**WHAT TO WORK ON**
Write out the following lines exactly, leaving the pictures out of your answer.

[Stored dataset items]
---+---

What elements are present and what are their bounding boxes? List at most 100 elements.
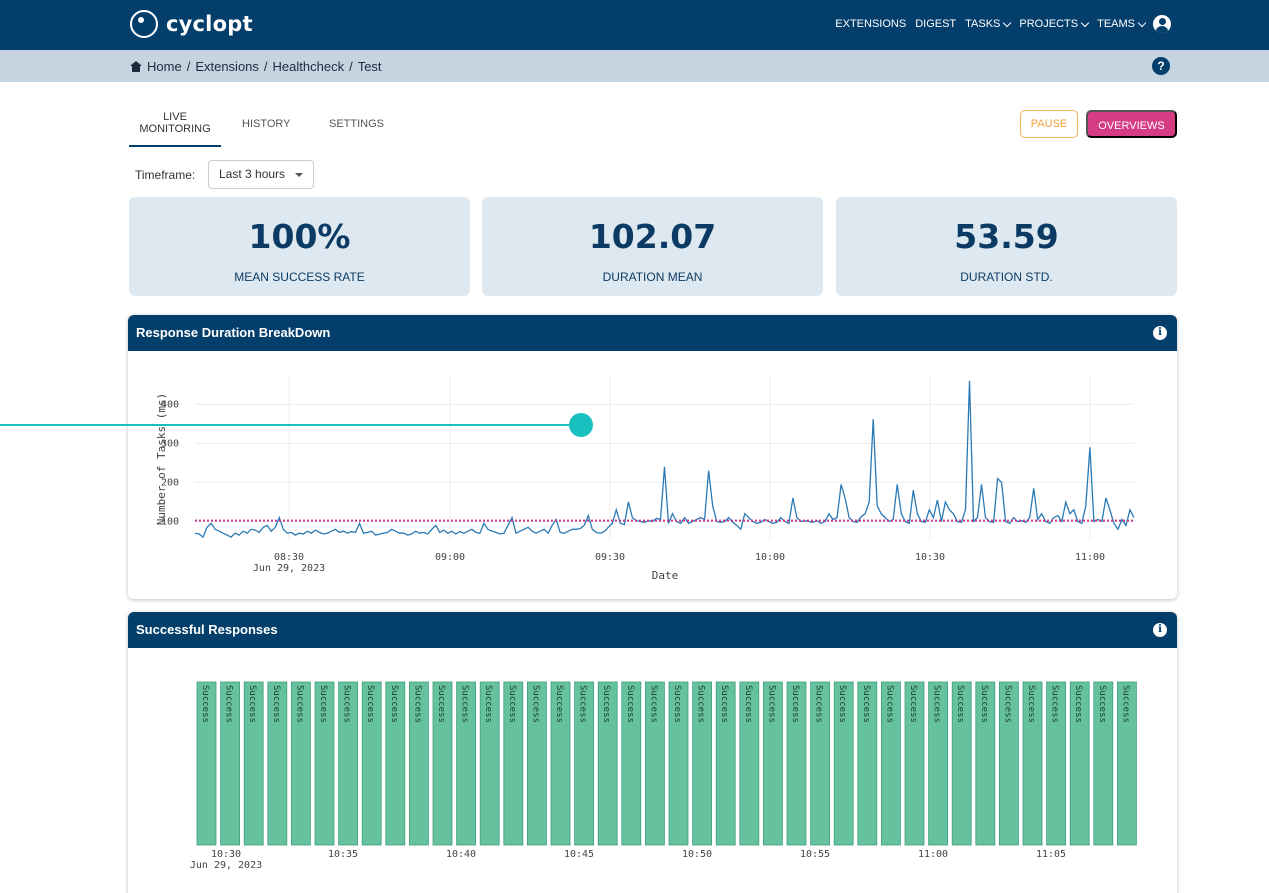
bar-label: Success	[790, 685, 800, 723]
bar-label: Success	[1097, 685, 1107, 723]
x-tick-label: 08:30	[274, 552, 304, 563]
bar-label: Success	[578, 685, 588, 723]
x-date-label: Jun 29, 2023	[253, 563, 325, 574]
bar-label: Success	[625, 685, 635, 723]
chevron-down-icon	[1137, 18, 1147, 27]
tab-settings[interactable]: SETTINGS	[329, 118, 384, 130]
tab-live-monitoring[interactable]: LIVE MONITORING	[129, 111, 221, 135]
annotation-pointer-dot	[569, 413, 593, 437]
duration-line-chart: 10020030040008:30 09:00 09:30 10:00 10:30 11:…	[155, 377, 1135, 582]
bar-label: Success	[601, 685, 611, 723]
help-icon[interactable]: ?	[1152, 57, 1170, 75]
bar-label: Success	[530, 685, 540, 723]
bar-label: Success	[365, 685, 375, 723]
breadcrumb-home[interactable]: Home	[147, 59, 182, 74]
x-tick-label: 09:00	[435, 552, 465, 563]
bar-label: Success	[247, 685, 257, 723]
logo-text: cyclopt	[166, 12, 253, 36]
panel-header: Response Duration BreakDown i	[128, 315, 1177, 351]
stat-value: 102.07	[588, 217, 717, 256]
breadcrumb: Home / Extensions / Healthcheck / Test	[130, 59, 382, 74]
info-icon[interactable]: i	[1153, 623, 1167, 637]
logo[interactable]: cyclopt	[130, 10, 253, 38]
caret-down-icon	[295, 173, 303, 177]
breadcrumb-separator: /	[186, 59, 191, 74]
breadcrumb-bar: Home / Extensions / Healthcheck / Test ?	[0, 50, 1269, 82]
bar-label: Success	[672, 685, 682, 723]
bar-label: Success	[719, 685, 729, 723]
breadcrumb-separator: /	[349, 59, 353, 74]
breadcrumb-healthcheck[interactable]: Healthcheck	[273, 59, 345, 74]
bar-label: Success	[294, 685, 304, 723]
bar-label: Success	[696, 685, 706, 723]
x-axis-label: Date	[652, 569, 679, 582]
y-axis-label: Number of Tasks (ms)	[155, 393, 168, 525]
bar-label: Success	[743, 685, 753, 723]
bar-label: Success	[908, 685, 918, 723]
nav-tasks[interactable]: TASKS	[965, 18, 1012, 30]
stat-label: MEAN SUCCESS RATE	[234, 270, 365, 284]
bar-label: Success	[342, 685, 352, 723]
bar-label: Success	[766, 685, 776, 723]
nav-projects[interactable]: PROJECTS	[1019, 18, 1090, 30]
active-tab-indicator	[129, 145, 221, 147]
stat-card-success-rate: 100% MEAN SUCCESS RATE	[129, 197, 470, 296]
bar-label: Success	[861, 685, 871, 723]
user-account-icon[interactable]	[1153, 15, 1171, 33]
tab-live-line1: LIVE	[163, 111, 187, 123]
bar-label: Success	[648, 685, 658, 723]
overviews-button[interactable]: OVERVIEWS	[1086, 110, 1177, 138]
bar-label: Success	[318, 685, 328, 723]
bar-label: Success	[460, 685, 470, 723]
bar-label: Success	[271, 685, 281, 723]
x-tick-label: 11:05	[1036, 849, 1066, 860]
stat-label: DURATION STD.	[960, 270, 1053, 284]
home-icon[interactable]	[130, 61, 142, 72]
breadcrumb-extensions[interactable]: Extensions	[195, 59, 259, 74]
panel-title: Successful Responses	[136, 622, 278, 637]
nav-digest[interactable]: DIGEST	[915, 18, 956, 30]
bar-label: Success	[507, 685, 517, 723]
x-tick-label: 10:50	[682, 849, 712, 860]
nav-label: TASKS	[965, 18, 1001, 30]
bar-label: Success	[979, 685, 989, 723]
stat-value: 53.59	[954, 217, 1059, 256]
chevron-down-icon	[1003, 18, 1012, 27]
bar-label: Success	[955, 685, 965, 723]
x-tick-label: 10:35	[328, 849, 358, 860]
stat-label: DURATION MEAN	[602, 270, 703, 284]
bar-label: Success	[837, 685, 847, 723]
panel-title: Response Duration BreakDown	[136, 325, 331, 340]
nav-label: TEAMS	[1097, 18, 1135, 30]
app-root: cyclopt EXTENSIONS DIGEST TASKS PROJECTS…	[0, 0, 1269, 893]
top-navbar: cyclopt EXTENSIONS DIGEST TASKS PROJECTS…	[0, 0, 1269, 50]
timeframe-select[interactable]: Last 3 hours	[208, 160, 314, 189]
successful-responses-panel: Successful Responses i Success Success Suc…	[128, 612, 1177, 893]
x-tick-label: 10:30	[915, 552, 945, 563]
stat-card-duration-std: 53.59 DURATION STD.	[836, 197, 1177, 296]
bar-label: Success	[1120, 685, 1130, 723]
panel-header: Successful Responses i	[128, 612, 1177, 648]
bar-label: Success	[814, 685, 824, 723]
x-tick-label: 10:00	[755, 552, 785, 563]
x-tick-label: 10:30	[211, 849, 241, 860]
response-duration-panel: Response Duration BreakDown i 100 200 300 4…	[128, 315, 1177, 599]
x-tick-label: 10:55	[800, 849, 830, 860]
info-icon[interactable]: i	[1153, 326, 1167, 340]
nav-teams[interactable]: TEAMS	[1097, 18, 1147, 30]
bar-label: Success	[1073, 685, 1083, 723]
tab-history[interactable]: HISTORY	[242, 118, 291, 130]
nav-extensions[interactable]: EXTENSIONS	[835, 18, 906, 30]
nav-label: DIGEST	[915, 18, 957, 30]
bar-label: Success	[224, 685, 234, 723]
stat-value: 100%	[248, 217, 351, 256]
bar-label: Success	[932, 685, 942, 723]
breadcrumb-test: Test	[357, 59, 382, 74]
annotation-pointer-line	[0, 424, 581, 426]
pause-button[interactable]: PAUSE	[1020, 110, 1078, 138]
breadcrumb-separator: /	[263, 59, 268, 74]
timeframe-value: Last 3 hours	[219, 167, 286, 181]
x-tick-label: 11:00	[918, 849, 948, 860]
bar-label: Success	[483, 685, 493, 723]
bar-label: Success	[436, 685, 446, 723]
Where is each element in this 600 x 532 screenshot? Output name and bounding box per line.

---+---

**EXERCISE ANSWER**
What elements are present and what are their bounding boxes? List at most 100 elements.
bar-label: Success	[790, 685, 800, 723]
bar-label: Success	[1097, 685, 1107, 723]
x-tick-label: 08:30	[274, 552, 304, 563]
bar-label: Success	[578, 685, 588, 723]
x-date-label: Jun 29, 2023	[253, 563, 325, 574]
bar-label: Success	[625, 685, 635, 723]
chevron-down-icon	[1137, 18, 1147, 27]
tab-settings[interactable]: SETTINGS	[329, 118, 384, 130]
tab-live-monitoring[interactable]: LIVE MONITORING	[129, 111, 221, 135]
annotation-pointer-dot	[569, 413, 593, 437]
duration-line-chart: 10020030040008:30 09:00 09:30 10:00 10:30 11:…	[155, 377, 1135, 582]
bar-label: Success	[601, 685, 611, 723]
help-icon[interactable]: ?	[1152, 57, 1170, 75]
bar-label: Success	[530, 685, 540, 723]
bar-label: Success	[365, 685, 375, 723]
breadcrumb-home[interactable]: Home	[147, 59, 182, 74]
x-tick-label: 09:00	[435, 552, 465, 563]
bar-label: Success	[247, 685, 257, 723]
logo-text: cyclopt	[166, 12, 253, 36]
panel-header: Response Duration BreakDown i	[128, 315, 1177, 351]
stat-value: 102.07	[588, 217, 717, 256]
breadcrumb: Home / Extensions / Healthcheck / Test	[130, 59, 382, 74]
info-icon[interactable]: i	[1153, 623, 1167, 637]
logo[interactable]: cyclopt	[130, 10, 253, 38]
caret-down-icon	[295, 173, 303, 177]
breadcrumb-separator: /	[186, 59, 191, 74]
breadcrumb-bar: Home / Extensions / Healthcheck / Test ?	[0, 50, 1269, 82]
bar-label: Success	[672, 685, 682, 723]
bar-label: Success	[719, 685, 729, 723]
breadcrumb-separator: /	[349, 59, 353, 74]
breadcrumb-healthcheck[interactable]: Healthcheck	[273, 59, 345, 74]
bar-label: Success	[294, 685, 304, 723]
bar-label: Success	[696, 685, 706, 723]
x-axis-label: Date	[652, 569, 679, 582]
y-axis-label: Number of Tasks (ms)	[155, 393, 168, 525]
bar-label: Success	[743, 685, 753, 723]
bar-label: Success	[908, 685, 918, 723]
nav-tasks[interactable]: TASKS	[965, 18, 1012, 30]
stat-label: MEAN SUCCESS RATE	[234, 270, 365, 284]
bar-label: Success	[342, 685, 352, 723]
bar-label: Success	[766, 685, 776, 723]
nav-projects[interactable]: PROJECTS	[1019, 18, 1090, 30]
active-tab-indicator	[129, 145, 221, 147]
stat-card-success-rate: 100% MEAN SUCCESS RATE	[129, 197, 470, 296]
bar-label: Success	[861, 685, 871, 723]
user-account-icon[interactable]	[1153, 15, 1171, 33]
tab-live-line1: LIVE	[163, 111, 187, 123]
bar-label: Success	[648, 685, 658, 723]
overviews-button[interactable]: OVERVIEWS	[1086, 110, 1177, 138]
bar-label: Success	[318, 685, 328, 723]
bar-label: Success	[460, 685, 470, 723]
bar-label: Success	[271, 685, 281, 723]
x-tick-label: 11:05	[1036, 849, 1066, 860]
stat-label: DURATION STD.	[960, 270, 1053, 284]
home-icon[interactable]	[130, 61, 142, 72]
breadcrumb-extensions[interactable]: Extensions	[195, 59, 259, 74]
panel-title: Successful Responses	[136, 622, 278, 637]
nav-digest[interactable]: DIGEST	[915, 18, 956, 30]
bar-label: Success	[507, 685, 517, 723]
x-tick-label: 10:50	[682, 849, 712, 860]
nav-label: TASKS	[965, 18, 1001, 30]
bar-label: Success	[979, 685, 989, 723]
stat-value: 53.59	[954, 217, 1059, 256]
chevron-down-icon	[1003, 18, 1012, 27]
bar-label: Success	[955, 685, 965, 723]
x-tick-label: 10:35	[328, 849, 358, 860]
stat-label: DURATION MEAN	[602, 270, 703, 284]
bar-label: Success	[837, 685, 847, 723]
panel-title: Response Duration BreakDown	[136, 325, 331, 340]
nav-label: TEAMS	[1097, 18, 1135, 30]
app-root: cyclopt EXTENSIONS DIGEST TASKS PROJECTS…	[0, 0, 1269, 893]
top-navbar: cyclopt EXTENSIONS DIGEST TASKS PROJECTS…	[0, 0, 1269, 50]
timeframe-select[interactable]: Last 3 hours	[208, 160, 314, 189]
successful-responses-panel: Successful Responses i Success Success Suc…	[128, 612, 1177, 893]
x-tick-label: 10:30	[915, 552, 945, 563]
stat-card-duration-std: 53.59 DURATION STD.	[836, 197, 1177, 296]
bar-label: Success	[1120, 685, 1130, 723]
panel-header: Successful Responses i	[128, 612, 1177, 648]
bar-label: Success	[814, 685, 824, 723]
x-tick-label: 10:00	[755, 552, 785, 563]
x-tick-label: 10:30	[211, 849, 241, 860]
response-duration-panel: Response Duration BreakDown i 100 200 300 4…	[128, 315, 1177, 599]
x-tick-label: 10:55	[800, 849, 830, 860]
info-icon[interactable]: i	[1153, 326, 1167, 340]
nav-teams[interactable]: TEAMS	[1097, 18, 1147, 30]
bar-label: Success	[1073, 685, 1083, 723]
tab-history[interactable]: HISTORY	[242, 118, 291, 130]
nav-extensions[interactable]: EXTENSIONS	[835, 18, 906, 30]
nav-label: DIGEST	[915, 18, 957, 30]
bar-label: Success	[224, 685, 234, 723]
stat-value: 100%	[248, 217, 351, 256]
bar-label: Success	[932, 685, 942, 723]
breadcrumb-test: Test	[357, 59, 382, 74]
annotation-pointer-line	[0, 424, 581, 426]
pause-button[interactable]: PAUSE	[1020, 110, 1078, 138]
breadcrumb-separator: /	[263, 59, 268, 74]
timeframe-value: Last 3 hours	[219, 167, 286, 181]
x-tick-label: 11:00	[918, 849, 948, 860]
bar-label: Success	[483, 685, 493, 723]
bar-label: Success	[436, 685, 446, 723]
Where is each element in this 600 x 532 screenshot? Output name and bounding box per line.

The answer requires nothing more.